AIM. Pick out every line of the entries below where "Work" occurs, and copy those lines.

INPUT.
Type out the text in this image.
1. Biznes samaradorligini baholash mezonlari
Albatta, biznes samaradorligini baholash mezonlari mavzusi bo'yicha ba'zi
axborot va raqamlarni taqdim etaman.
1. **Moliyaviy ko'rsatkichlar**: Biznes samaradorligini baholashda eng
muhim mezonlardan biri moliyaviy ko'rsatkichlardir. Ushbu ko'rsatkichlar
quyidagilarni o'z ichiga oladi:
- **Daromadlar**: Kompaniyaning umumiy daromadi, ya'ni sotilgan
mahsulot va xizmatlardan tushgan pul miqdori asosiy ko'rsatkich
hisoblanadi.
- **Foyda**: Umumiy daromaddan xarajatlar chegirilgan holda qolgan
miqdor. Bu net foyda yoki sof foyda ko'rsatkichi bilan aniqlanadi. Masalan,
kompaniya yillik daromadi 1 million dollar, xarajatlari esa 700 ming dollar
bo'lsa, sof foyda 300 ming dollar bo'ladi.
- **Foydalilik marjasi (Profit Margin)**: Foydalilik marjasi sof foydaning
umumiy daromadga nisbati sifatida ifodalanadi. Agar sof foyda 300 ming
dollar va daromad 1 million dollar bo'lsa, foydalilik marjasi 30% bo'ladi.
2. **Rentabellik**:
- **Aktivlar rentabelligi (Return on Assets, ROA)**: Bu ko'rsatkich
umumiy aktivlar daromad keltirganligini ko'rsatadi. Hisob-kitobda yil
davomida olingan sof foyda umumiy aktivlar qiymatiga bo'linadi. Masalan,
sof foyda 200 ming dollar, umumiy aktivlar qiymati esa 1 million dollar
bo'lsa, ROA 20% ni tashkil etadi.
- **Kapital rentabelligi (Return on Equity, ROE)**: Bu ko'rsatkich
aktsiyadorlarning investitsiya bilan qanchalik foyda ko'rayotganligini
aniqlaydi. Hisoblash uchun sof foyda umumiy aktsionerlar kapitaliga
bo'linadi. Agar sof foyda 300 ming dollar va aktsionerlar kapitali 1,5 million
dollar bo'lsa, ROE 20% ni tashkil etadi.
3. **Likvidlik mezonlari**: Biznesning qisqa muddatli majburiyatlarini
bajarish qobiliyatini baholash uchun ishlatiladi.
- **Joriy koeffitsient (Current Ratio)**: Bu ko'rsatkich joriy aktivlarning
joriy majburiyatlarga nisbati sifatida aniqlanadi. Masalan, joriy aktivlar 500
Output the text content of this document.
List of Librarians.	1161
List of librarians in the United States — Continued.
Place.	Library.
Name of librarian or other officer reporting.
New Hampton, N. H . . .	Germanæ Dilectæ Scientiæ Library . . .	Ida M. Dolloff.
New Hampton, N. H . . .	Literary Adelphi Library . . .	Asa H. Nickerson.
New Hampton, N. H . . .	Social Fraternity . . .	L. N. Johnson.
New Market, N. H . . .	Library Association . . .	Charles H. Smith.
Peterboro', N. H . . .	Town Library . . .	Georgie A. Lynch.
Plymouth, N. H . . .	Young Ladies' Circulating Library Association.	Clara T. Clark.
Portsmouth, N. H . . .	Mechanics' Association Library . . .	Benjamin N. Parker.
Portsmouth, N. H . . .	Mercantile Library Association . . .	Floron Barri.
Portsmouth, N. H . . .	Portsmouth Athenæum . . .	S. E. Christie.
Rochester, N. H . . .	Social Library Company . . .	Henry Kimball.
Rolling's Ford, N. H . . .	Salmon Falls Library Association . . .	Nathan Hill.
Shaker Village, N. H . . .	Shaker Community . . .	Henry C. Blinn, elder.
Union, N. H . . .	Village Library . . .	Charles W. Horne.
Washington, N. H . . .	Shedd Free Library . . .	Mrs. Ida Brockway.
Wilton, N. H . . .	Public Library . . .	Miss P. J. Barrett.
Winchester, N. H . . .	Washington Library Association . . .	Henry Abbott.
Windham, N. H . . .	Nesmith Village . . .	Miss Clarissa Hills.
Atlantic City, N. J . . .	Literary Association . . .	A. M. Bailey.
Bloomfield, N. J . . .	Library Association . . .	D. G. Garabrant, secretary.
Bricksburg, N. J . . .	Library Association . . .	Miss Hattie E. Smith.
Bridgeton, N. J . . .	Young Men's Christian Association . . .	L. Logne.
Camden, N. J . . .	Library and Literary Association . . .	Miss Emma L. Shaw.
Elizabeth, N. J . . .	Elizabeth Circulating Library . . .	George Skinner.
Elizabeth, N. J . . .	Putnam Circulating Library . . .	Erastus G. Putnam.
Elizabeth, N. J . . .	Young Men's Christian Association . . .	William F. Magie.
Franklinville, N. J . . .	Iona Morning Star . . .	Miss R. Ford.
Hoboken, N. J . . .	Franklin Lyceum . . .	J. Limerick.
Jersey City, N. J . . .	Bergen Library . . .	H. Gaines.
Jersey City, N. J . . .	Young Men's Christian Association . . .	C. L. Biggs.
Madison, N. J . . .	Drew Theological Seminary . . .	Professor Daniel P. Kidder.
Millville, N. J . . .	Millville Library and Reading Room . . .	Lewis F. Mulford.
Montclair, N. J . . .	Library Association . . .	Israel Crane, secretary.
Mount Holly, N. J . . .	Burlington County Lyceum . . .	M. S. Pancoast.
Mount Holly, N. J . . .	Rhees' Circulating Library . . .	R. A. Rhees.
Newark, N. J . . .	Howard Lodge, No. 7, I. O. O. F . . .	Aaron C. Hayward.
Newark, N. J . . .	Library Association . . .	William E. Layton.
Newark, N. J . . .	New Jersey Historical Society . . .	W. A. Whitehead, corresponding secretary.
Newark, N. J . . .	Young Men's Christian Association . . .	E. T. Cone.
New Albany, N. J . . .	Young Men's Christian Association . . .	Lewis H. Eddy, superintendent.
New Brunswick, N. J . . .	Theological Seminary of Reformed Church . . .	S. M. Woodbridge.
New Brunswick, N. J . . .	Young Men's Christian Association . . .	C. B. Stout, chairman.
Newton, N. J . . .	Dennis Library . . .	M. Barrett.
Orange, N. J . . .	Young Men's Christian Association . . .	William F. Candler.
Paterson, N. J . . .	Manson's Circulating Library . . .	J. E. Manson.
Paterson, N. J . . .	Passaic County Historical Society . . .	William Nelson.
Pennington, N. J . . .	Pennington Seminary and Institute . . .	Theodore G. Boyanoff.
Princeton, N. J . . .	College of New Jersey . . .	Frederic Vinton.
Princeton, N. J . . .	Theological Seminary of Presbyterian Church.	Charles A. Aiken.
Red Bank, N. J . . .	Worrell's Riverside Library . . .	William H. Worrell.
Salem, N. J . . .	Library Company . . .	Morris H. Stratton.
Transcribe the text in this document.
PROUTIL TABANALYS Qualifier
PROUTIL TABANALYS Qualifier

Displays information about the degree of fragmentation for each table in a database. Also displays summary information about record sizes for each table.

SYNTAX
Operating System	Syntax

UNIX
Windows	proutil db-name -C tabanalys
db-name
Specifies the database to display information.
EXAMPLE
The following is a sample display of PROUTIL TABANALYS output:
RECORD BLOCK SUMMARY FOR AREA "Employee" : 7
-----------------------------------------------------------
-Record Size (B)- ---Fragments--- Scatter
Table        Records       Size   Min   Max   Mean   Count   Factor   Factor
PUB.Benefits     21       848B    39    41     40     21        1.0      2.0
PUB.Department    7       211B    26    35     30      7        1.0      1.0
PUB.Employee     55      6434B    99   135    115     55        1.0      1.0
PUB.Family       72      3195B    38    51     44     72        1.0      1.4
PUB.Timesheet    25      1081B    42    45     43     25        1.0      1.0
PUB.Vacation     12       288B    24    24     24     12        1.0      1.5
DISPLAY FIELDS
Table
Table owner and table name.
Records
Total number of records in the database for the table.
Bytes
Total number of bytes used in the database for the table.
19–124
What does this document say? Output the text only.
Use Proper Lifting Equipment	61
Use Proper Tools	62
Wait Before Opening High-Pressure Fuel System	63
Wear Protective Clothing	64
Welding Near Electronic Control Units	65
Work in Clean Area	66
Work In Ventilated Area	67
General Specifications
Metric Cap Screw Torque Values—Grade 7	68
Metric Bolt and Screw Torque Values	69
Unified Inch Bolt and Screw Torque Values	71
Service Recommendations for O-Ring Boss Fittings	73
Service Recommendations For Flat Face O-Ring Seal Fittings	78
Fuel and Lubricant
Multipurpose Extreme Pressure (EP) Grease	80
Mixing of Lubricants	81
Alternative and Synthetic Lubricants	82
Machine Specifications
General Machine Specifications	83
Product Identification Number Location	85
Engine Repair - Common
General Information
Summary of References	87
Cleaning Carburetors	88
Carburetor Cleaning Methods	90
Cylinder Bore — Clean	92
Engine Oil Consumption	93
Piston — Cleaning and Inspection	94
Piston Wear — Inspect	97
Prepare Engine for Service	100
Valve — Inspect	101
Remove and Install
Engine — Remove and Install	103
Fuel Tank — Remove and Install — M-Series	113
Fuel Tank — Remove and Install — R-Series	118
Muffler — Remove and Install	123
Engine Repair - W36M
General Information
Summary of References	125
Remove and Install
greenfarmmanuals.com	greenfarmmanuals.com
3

THE RESPONSE.
Work in Clean Area	66
Work In Ventilated Area	67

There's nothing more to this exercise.